> **Request**: Find the line containing "Extract the structured". Return it and every line after it, unchanged, up to and including the last line.

Records that describe figures
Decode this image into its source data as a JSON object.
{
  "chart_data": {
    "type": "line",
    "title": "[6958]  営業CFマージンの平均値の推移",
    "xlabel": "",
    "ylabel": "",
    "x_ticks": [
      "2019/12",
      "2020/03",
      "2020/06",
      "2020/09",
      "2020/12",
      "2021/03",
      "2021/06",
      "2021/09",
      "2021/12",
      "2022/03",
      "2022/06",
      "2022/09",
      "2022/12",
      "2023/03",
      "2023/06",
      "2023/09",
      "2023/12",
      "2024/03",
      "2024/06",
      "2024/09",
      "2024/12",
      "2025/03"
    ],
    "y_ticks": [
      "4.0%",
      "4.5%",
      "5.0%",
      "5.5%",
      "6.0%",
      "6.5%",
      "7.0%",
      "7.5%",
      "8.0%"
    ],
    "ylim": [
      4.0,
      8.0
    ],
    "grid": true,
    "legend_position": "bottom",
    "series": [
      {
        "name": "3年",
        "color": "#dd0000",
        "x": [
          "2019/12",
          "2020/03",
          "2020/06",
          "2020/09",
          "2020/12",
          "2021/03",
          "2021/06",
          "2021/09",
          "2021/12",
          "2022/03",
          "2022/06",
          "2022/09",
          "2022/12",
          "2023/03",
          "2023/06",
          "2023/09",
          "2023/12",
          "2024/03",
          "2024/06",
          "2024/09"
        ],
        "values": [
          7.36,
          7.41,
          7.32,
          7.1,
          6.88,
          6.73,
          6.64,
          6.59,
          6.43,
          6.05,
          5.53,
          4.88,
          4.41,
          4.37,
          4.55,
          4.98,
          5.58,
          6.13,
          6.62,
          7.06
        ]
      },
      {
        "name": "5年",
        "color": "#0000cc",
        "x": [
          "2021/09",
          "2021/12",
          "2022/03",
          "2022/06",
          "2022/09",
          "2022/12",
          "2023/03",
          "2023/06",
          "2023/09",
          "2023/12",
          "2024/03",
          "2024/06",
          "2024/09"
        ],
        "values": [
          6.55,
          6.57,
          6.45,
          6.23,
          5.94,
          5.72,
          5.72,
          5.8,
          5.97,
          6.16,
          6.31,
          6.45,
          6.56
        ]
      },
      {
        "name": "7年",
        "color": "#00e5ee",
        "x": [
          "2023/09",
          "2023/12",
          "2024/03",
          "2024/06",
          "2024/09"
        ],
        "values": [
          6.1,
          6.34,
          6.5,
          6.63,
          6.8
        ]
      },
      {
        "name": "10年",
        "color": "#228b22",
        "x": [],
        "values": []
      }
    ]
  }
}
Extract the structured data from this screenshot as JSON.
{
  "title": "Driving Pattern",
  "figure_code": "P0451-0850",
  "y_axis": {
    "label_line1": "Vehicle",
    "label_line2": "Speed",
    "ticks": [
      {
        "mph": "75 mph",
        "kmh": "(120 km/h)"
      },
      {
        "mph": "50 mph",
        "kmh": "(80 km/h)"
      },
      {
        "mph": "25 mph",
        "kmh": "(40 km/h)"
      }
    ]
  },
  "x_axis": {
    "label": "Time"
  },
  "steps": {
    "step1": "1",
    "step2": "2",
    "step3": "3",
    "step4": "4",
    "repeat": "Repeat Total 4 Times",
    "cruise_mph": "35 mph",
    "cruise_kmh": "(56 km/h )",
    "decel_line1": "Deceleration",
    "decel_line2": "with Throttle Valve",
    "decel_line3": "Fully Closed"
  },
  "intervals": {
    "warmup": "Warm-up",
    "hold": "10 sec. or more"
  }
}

> **Response to the exercise**:
Extract the structured data from this screenshot as JSON.
{
  "title": "Driving Pattern",
  "figure_code": "P0451-0850",
  "y_axis": {
    "label_line1": "Vehicle",
    "label_line2": "Speed",
    "ticks": [
      {
        "mph": "75 mph",
        "kmh": "(120 km/h)"
      },
      {
        "mph": "50 mph",
        "kmh": "(80 km/h)"
      },
      {
        "mph": "25 mph",
        "kmh": "(40 km/h)"
      }
    ]
  },
  "x_axis": {
    "label": "Time"
  },
  "steps": {
    "step1": "1",
    "step2": "2",
    "step3": "3",
    "step4": "4",
    "repeat": "Repeat Total 4 Times",
    "cruise_mph": "35 mph",
    "cruise_kmh": "(56 km/h )",
    "decel_line1": "Deceleration",
    "decel_line2": "with Throttle Valve",
    "decel_line3": "Fully Closed"
  },
  "intervals": {
    "warmup": "Warm-up",
    "hold": "10 sec. or more"
  }
}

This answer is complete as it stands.